### Challenge
Filter this data down to the lines that hold "不忘初心", and copy them.

++++ Supplied data

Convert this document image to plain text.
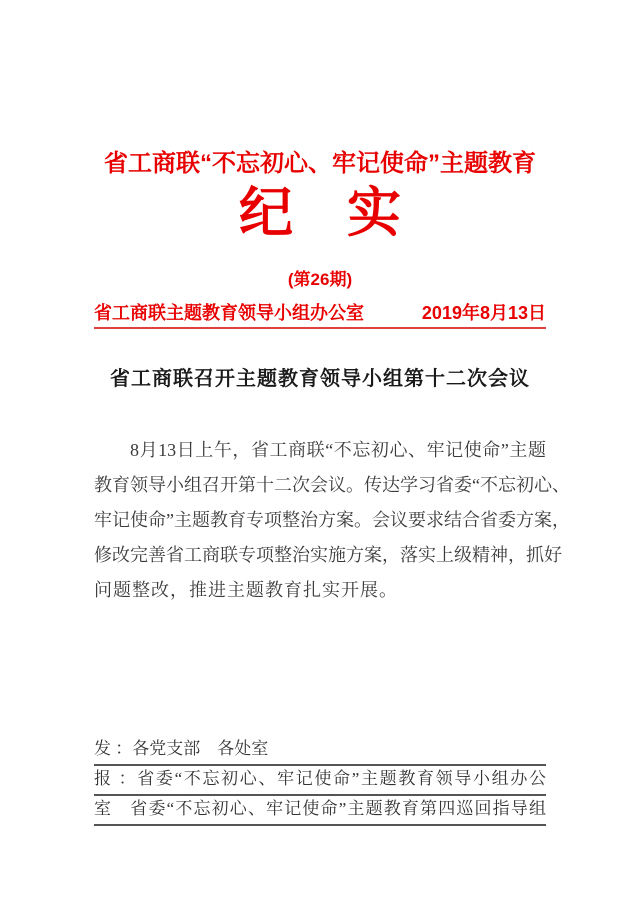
省工商联“不忘初心、牢记使命”主题教育
纪　实
(第26期)
省工商联主题教育领导小组办公室	2019年8月13日
省工商联召开主题教育领导小组第十二次会议
8月13日上午，省工商联“不忘初心、牢记使命”主题
教育领导小组召开第十二次会议。传达学习省委“不忘初心、
牢记使命”主题教育专项整治方案。会议要求结合省委方案，
修改完善省工商联专项整治实施方案，落实上级精神，抓好
问题整改，推进主题教育扎实开展。
发 ：各党支部　各处室
报 ：省委“不忘初心、牢记使命”主题教育领导小组办公
室　省委“不忘初心、牢记使命”主题教育第四巡回指导组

++++++++

### Finished task
省工商联“不忘初心、牢记使命”主题教育
8月13日上午，省工商联“不忘初心、牢记使命”主题
教育领导小组召开第十二次会议。传达学习省委“不忘初心、
报 ：省委“不忘初心、牢记使命”主题教育领导小组办公
室　省委“不忘初心、牢记使命”主题教育第四巡回指导组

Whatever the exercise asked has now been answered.